EXERCISE INSTRUCTIONS - Reproduce word for word the records between the line containing "List every element" and the line containing "bar: empleado doméstico: doméstico", inclusive, leaving out the pictures.

DATA FOR THE TASK -
==================================================
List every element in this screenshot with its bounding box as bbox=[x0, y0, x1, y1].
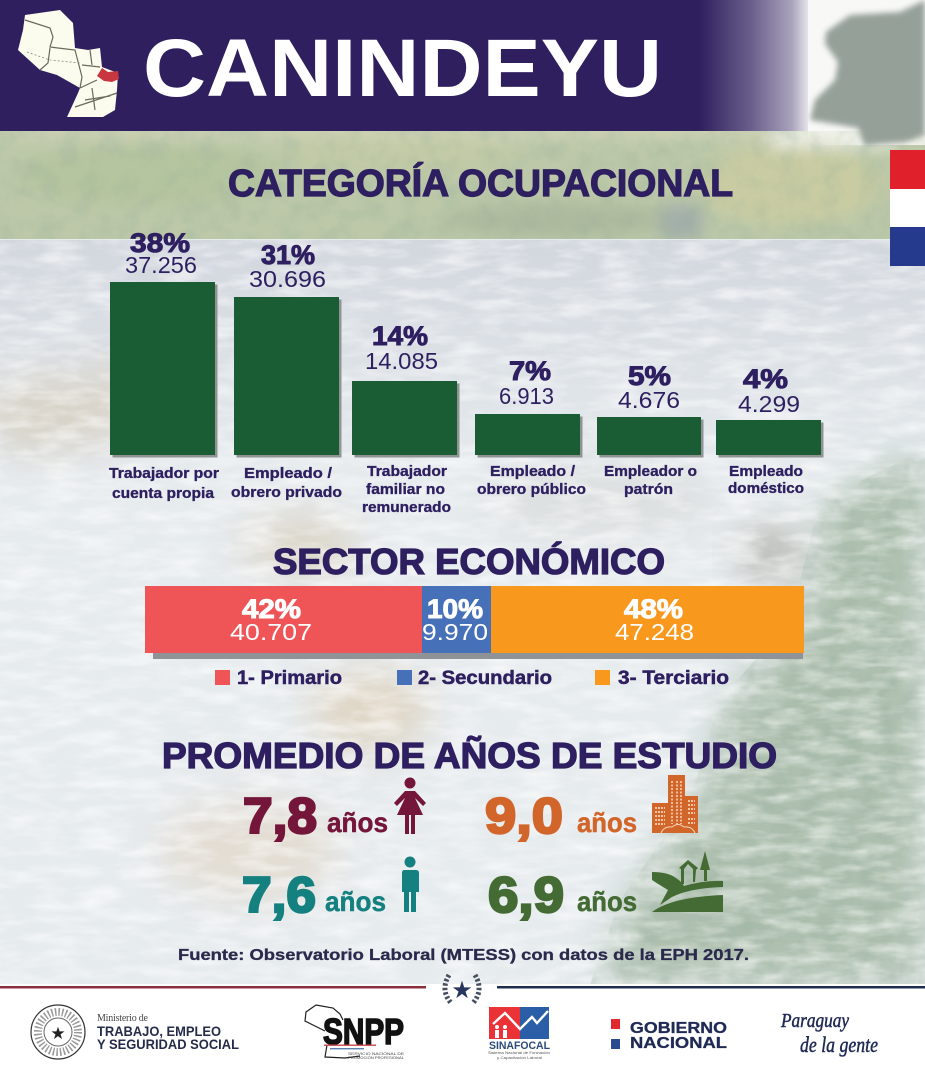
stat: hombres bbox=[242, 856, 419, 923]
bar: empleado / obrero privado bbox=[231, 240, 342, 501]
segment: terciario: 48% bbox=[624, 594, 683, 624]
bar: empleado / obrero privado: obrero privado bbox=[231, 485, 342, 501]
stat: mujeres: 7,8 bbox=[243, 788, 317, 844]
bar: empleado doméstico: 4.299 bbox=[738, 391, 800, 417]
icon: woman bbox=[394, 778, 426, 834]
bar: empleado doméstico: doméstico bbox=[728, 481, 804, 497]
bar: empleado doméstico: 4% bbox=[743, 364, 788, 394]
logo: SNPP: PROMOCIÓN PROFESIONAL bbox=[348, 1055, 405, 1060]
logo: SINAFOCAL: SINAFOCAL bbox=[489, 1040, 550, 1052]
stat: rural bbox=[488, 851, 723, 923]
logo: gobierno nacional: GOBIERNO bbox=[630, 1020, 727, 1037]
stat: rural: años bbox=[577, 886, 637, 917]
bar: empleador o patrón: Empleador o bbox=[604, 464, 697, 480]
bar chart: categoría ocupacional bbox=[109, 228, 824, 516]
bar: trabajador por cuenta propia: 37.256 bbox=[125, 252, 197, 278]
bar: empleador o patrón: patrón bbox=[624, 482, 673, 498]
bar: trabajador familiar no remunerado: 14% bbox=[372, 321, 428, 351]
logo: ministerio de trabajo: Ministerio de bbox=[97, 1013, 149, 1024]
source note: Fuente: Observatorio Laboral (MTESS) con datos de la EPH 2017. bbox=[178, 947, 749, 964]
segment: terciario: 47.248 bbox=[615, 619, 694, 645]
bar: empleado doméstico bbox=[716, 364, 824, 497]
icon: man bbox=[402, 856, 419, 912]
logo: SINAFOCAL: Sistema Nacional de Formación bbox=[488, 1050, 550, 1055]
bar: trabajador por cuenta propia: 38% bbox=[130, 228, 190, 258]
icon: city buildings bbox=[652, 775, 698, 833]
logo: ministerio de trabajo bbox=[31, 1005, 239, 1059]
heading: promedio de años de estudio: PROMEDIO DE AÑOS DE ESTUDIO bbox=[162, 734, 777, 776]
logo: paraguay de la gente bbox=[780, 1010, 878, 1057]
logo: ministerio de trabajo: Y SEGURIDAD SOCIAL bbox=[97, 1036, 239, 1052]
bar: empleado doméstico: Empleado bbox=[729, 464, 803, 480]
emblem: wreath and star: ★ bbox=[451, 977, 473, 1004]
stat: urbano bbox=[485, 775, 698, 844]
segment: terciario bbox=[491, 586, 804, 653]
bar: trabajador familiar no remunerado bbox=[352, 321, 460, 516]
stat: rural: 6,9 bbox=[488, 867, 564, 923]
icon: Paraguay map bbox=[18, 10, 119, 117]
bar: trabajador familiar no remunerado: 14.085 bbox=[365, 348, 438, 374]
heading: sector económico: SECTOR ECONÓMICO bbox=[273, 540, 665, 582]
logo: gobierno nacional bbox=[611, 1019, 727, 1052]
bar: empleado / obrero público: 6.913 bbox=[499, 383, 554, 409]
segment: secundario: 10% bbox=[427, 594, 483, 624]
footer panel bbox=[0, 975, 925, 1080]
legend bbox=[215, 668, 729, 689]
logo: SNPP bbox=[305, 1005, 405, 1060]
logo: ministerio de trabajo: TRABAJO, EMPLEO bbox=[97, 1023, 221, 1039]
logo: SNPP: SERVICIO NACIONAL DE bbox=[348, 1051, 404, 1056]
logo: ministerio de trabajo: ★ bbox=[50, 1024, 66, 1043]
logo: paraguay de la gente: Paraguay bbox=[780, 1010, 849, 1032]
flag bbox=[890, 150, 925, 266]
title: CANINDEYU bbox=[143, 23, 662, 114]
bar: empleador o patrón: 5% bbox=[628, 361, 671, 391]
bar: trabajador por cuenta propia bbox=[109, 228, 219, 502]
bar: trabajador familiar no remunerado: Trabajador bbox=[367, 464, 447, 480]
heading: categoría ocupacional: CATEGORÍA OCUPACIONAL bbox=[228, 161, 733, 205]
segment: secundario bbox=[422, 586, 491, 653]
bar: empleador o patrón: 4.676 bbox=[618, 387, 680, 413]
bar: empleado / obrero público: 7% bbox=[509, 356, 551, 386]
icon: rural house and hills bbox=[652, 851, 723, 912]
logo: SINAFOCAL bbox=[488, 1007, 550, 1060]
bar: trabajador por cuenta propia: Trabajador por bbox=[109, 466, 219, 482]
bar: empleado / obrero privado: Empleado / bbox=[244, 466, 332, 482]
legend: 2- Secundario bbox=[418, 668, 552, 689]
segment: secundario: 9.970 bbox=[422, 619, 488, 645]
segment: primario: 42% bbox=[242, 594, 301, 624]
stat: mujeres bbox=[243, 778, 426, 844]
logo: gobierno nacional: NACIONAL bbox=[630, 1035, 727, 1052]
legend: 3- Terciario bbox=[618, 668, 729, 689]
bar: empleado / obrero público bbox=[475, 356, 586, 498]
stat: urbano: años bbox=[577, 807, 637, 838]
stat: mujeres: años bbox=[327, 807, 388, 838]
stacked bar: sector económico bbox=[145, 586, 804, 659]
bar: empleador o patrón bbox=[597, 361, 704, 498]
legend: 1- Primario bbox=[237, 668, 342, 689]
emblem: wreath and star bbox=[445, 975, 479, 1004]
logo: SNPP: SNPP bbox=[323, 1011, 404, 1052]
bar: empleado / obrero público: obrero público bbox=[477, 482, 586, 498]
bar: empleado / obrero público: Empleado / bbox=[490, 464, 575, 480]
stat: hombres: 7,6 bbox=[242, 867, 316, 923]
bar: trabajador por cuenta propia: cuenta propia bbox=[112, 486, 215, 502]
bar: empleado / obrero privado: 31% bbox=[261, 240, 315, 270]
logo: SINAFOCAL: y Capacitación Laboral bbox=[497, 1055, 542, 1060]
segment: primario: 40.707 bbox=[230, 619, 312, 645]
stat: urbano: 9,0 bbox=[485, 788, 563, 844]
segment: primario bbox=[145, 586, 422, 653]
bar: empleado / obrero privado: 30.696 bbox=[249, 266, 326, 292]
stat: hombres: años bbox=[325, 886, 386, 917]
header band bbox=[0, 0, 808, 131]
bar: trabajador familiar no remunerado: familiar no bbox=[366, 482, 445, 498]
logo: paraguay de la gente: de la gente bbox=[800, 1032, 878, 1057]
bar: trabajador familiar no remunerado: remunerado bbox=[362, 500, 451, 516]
==================================================
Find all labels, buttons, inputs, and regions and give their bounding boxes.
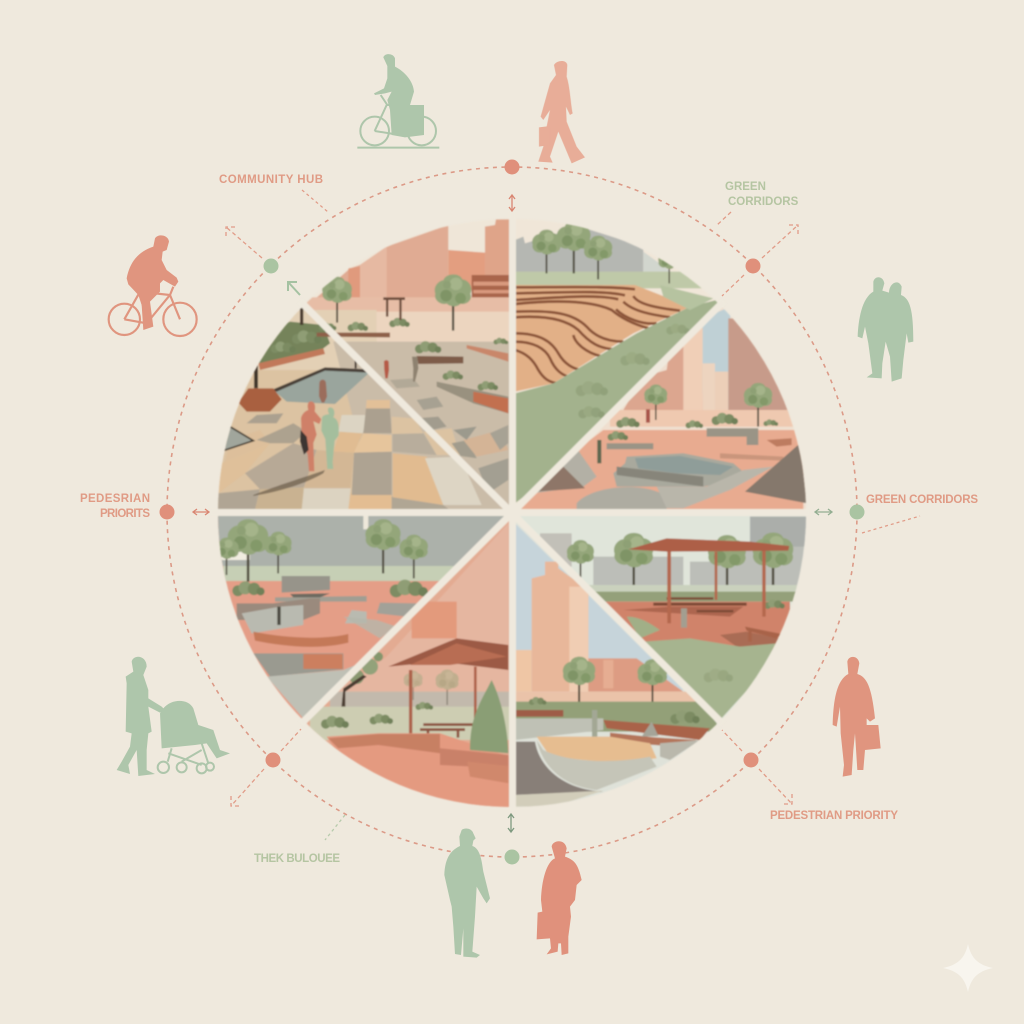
==================================================
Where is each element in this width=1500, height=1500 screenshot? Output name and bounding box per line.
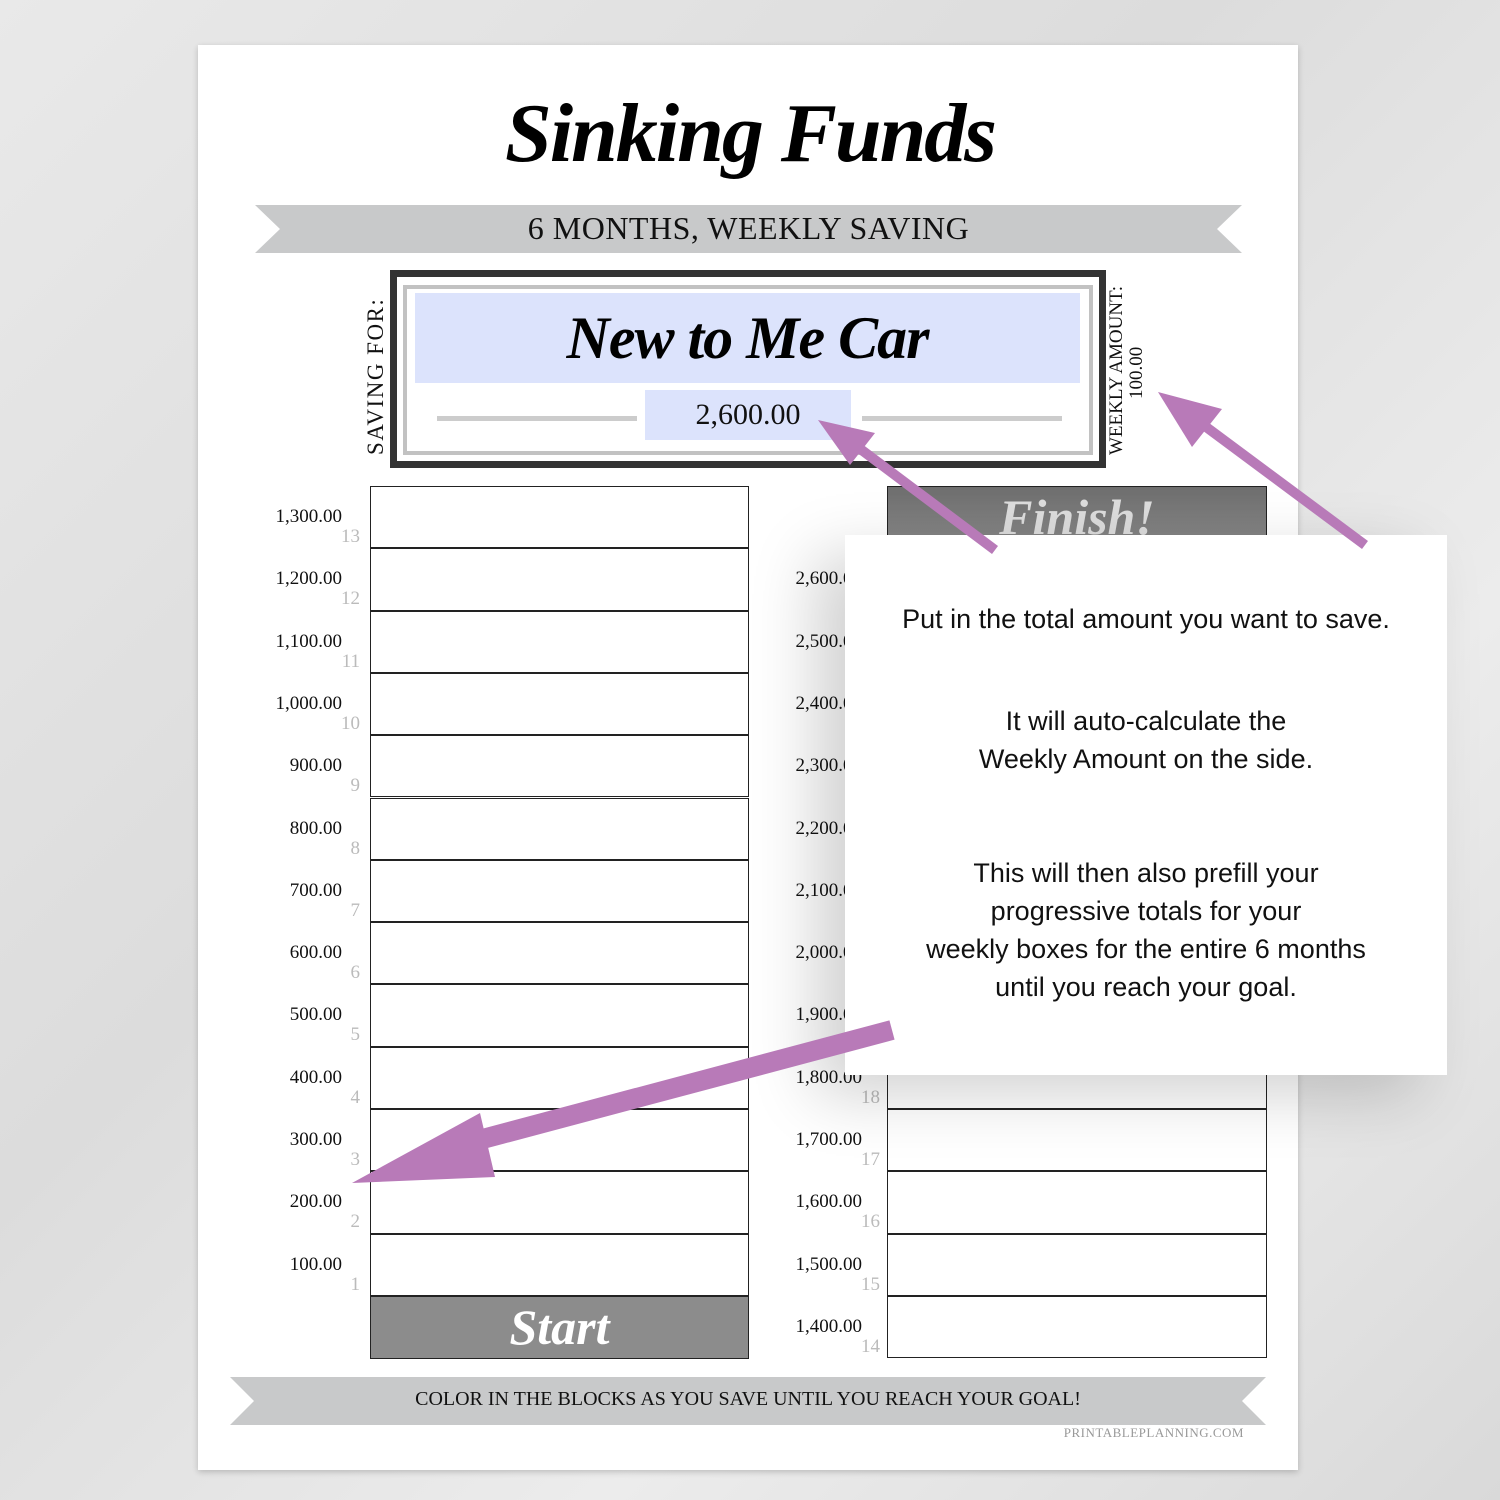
==================================================
SOLUTION BELOW -
List every element in this screenshot with its bounding box as bbox=[x0, y0, x1, y1].
stat: hombres bbox=[242, 856, 419, 923]
bar: empleado / obrero privado bbox=[231, 240, 342, 501]
segment: terciario: 48% bbox=[624, 594, 683, 624]
bar: empleado / obrero privado: obrero privado bbox=[231, 485, 342, 501]
stat: mujeres: 7,8 bbox=[243, 788, 317, 844]
bar: empleado doméstico: 4.299 bbox=[738, 391, 800, 417]
icon: woman bbox=[394, 778, 426, 834]
bar: empleado doméstico: doméstico bbox=[728, 481, 804, 497]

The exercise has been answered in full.